[Available records start]
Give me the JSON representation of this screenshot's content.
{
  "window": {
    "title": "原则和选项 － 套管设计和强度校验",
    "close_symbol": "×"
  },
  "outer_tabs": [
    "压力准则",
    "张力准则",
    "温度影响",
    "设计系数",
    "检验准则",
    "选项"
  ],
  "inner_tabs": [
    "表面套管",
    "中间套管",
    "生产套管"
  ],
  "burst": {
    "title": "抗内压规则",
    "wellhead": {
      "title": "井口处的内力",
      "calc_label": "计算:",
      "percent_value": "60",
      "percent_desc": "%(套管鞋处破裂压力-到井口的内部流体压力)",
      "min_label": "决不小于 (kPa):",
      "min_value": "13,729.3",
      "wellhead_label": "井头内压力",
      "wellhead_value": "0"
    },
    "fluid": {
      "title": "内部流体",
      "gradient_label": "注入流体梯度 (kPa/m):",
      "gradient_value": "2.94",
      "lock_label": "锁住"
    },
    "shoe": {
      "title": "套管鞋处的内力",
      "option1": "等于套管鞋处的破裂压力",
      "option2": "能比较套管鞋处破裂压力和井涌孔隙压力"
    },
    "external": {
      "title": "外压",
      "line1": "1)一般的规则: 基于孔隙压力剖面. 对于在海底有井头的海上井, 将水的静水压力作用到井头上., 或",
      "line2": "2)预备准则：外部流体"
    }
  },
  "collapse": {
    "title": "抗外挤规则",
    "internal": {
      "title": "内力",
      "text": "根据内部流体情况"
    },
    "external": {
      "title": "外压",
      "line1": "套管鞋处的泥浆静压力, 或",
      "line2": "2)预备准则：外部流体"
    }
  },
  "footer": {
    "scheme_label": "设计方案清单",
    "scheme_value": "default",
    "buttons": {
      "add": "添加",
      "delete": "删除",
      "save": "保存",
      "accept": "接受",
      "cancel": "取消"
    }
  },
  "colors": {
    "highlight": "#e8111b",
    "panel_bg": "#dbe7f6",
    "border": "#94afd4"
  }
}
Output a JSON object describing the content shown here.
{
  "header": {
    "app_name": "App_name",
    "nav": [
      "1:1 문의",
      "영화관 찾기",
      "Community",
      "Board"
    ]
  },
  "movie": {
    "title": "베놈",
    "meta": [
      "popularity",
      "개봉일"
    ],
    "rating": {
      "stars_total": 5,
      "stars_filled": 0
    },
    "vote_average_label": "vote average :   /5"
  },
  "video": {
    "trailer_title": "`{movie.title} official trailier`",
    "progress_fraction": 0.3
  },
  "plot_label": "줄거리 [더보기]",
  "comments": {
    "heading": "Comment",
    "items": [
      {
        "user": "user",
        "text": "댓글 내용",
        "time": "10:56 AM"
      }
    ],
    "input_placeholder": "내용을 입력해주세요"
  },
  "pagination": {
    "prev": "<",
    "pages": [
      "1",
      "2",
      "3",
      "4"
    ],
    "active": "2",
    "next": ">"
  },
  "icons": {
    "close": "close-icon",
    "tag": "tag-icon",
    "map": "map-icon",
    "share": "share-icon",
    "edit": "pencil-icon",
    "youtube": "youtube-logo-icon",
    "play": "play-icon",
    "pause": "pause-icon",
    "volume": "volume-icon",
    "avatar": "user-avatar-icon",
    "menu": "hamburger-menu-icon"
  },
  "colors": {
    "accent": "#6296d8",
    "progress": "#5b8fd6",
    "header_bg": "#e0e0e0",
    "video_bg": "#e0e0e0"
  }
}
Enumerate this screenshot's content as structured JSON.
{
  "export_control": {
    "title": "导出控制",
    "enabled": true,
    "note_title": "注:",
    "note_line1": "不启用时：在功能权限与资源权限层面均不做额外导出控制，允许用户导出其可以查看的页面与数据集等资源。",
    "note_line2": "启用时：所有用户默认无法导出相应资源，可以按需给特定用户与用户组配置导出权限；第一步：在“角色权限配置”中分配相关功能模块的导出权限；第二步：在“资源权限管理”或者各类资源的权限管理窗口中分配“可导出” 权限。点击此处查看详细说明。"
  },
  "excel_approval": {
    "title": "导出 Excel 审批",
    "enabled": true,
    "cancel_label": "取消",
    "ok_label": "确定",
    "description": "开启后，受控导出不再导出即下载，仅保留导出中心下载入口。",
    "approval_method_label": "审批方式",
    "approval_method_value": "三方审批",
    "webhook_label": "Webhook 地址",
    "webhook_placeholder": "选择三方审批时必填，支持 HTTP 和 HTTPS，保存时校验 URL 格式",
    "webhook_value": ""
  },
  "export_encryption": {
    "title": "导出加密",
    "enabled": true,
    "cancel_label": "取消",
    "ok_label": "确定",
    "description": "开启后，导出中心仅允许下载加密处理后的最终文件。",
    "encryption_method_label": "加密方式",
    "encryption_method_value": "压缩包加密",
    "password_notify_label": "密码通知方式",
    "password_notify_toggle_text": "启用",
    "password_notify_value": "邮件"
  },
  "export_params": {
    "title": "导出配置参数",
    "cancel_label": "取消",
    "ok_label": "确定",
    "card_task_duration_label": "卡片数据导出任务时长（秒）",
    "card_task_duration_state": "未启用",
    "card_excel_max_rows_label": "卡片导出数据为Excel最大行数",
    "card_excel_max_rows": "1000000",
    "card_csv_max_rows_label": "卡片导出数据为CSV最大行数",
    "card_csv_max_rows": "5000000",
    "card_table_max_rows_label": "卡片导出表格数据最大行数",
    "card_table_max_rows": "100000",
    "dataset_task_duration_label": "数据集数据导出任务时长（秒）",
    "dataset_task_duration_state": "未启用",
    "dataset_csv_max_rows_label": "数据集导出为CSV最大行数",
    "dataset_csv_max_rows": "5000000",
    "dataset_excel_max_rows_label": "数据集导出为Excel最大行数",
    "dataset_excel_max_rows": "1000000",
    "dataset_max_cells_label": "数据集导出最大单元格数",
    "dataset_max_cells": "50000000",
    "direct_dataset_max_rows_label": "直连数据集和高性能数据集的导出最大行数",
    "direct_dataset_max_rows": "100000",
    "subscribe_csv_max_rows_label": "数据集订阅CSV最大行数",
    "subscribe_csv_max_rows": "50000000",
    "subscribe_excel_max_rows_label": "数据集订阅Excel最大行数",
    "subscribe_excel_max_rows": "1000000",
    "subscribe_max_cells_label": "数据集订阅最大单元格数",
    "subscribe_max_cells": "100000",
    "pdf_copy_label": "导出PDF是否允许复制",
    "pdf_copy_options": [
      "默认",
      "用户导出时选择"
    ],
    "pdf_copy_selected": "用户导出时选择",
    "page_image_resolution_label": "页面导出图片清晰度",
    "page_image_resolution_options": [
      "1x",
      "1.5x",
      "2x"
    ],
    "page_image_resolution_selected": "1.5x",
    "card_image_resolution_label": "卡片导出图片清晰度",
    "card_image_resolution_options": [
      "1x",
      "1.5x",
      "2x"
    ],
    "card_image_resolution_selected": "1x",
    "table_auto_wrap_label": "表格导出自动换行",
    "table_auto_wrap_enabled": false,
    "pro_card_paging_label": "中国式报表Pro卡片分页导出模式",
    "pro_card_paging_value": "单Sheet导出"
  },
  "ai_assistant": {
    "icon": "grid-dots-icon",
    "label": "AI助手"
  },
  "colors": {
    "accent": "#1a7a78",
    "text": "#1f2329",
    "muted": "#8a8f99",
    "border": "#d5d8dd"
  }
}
[Available records end]
What to work on: Copy every line of the records word for word.

Solution for this exercise:
Give me the JSON representation of this screenshot's content.
{
  "window": {
    "title": "原则和选项 － 套管设计和强度校验",
    "close_symbol": "×"
  },
  "outer_tabs": [
    "压力准则",
    "张力准则",
    "温度影响",
    "设计系数",
    "检验准则",
    "选项"
  ],
  "inner_tabs": [
    "表面套管",
    "中间套管",
    "生产套管"
  ],
  "burst": {
    "title": "抗内压规则",
    "wellhead": {
      "title": "井口处的内力",
      "calc_label": "计算:",
      "percent_value": "60",
      "percent_desc": "%(套管鞋处破裂压力-到井口的内部流体压力)",
      "min_label": "决不小于 (kPa):",
      "min_value": "13,729.3",
      "wellhead_label": "井头内压力",
      "wellhead_value": "0"
    },
    "fluid": {
      "title": "内部流体",
      "gradient_label": "注入流体梯度 (kPa/m):",
      "gradient_value": "2.94",
      "lock_label": "锁住"
    },
    "shoe": {
      "title": "套管鞋处的内力",
      "option1": "等于套管鞋处的破裂压力",
      "option2": "能比较套管鞋处破裂压力和井涌孔隙压力"
    },
    "external": {
      "title": "外压",
      "line1": "1)一般的规则: 基于孔隙压力剖面. 对于在海底有井头的海上井, 将水的静水压力作用到井头上., 或",
      "line2": "2)预备准则：外部流体"
    }
  },
  "collapse": {
    "title": "抗外挤规则",
    "internal": {
      "title": "内力",
      "text": "根据内部流体情况"
    },
    "external": {
      "title": "外压",
      "line1": "套管鞋处的泥浆静压力, 或",
      "line2": "2)预备准则：外部流体"
    }
  },
  "footer": {
    "scheme_label": "设计方案清单",
    "scheme_value": "default",
    "buttons": {
      "add": "添加",
      "delete": "删除",
      "save": "保存",
      "accept": "接受",
      "cancel": "取消"
    }
  },
  "colors": {
    "highlight": "#e8111b",
    "panel_bg": "#dbe7f6",
    "border": "#94afd4"
  }
}
Output a JSON object describing the content shown here.
{
  "header": {
    "app_name": "App_name",
    "nav": [
      "1:1 문의",
      "영화관 찾기",
      "Community",
      "Board"
    ]
  },
  "movie": {
    "title": "베놈",
    "meta": [
      "popularity",
      "개봉일"
    ],
    "rating": {
      "stars_total": 5,
      "stars_filled": 0
    },
    "vote_average_label": "vote average :   /5"
  },
  "video": {
    "trailer_title": "`{movie.title} official trailier`",
    "progress_fraction": 0.3
  },
  "plot_label": "줄거리 [더보기]",
  "comments": {
    "heading": "Comment",
    "items": [
      {
        "user": "user",
        "text": "댓글 내용",
        "time": "10:56 AM"
      }
    ],
    "input_placeholder": "내용을 입력해주세요"
  },
  "pagination": {
    "prev": "<",
    "pages": [
      "1",
      "2",
      "3",
      "4"
    ],
    "active": "2",
    "next": ">"
  },
  "icons": {
    "close": "close-icon",
    "tag": "tag-icon",
    "map": "map-icon",
    "share": "share-icon",
    "edit": "pencil-icon",
    "youtube": "youtube-logo-icon",
    "play": "play-icon",
    "pause": "pause-icon",
    "volume": "volume-icon",
    "avatar": "user-avatar-icon",
    "menu": "hamburger-menu-icon"
  },
  "colors": {
    "accent": "#6296d8",
    "progress": "#5b8fd6",
    "header_bg": "#e0e0e0",
    "video_bg": "#e0e0e0"
  }
}
Enumerate this screenshot's content as structured JSON.
{
  "export_control": {
    "title": "导出控制",
    "enabled": true,
    "note_title": "注:",
    "note_line1": "不启用时：在功能权限与资源权限层面均不做额外导出控制，允许用户导出其可以查看的页面与数据集等资源。",
    "note_line2": "启用时：所有用户默认无法导出相应资源，可以按需给特定用户与用户组配置导出权限；第一步：在“角色权限配置”中分配相关功能模块的导出权限；第二步：在“资源权限管理”或者各类资源的权限管理窗口中分配“可导出” 权限。点击此处查看详细说明。"
  },
  "excel_approval": {
    "title": "导出 Excel 审批",
    "enabled": true,
    "cancel_label": "取消",
    "ok_label": "确定",
    "description": "开启后，受控导出不再导出即下载，仅保留导出中心下载入口。",
    "approval_method_label": "审批方式",
    "approval_method_value": "三方审批",
    "webhook_label": "Webhook 地址",
    "webhook_placeholder": "选择三方审批时必填，支持 HTTP 和 HTTPS，保存时校验 URL 格式",
    "webhook_value": ""
  },
  "export_encryption": {
    "title": "导出加密",
    "enabled": true,
    "cancel_label": "取消",
    "ok_label": "确定",
    "description": "开启后，导出中心仅允许下载加密处理后的最终文件。",
    "encryption_method_label": "加密方式",
    "encryption_method_value": "压缩包加密",
    "password_notify_label": "密码通知方式",
    "password_notify_toggle_text": "启用",
    "password_notify_value": "邮件"
  },
  "export_params": {
    "title": "导出配置参数",
    "cancel_label": "取消",
    "ok_label": "确定",
    "card_task_duration_label": "卡片数据导出任务时长（秒）",
    "card_task_duration_state": "未启用",
    "card_excel_max_rows_label": "卡片导出数据为Excel最大行数",
    "card_excel_max_rows": "1000000",
    "card_csv_max_rows_label": "卡片导出数据为CSV最大行数",
    "card_csv_max_rows": "5000000",
    "card_table_max_rows_label": "卡片导出表格数据最大行数",
    "card_table_max_rows": "100000",
    "dataset_task_duration_label": "数据集数据导出任务时长（秒）",
    "dataset_task_duration_state": "未启用",
    "dataset_csv_max_rows_label": "数据集导出为CSV最大行数",
    "dataset_csv_max_rows": "5000000",
    "dataset_excel_max_rows_label": "数据集导出为Excel最大行数",
    "dataset_excel_max_rows": "1000000",
    "dataset_max_cells_label": "数据集导出最大单元格数",
    "dataset_max_cells": "50000000",
    "direct_dataset_max_rows_label": "直连数据集和高性能数据集的导出最大行数",
    "direct_dataset_max_rows": "100000",
    "subscribe_csv_max_rows_label": "数据集订阅CSV最大行数",
    "subscribe_csv_max_rows": "50000000",
    "subscribe_excel_max_rows_label": "数据集订阅Excel最大行数",
    "subscribe_excel_max_rows": "1000000",
    "subscribe_max_cells_label": "数据集订阅最大单元格数",
    "subscribe_max_cells": "100000",
    "pdf_copy_label": "导出PDF是否允许复制",
    "pdf_copy_options": [
      "默认",
      "用户导出时选择"
    ],
    "pdf_copy_selected": "用户导出时选择",
    "page_image_resolution_label": "页面导出图片清晰度",
    "page_image_resolution_options": [
      "1x",
      "1.5x",
      "2x"
    ],
    "page_image_resolution_selected": "1.5x",
    "card_image_resolution_label": "卡片导出图片清晰度",
    "card_image_resolution_options": [
      "1x",
      "1.5x",
      "2x"
    ],
    "card_image_resolution_selected": "1x",
    "table_auto_wrap_label": "表格导出自动换行",
    "table_auto_wrap_enabled": false,
    "pro_card_paging_label": "中国式报表Pro卡片分页导出模式",
    "pro_card_paging_value": "单Sheet导出"
  },
  "ai_assistant": {
    "icon": "grid-dots-icon",
    "label": "AI助手"
  },
  "colors": {
    "accent": "#1a7a78",
    "text": "#1f2329",
    "muted": "#8a8f99",
    "border": "#d5d8dd"
  }
}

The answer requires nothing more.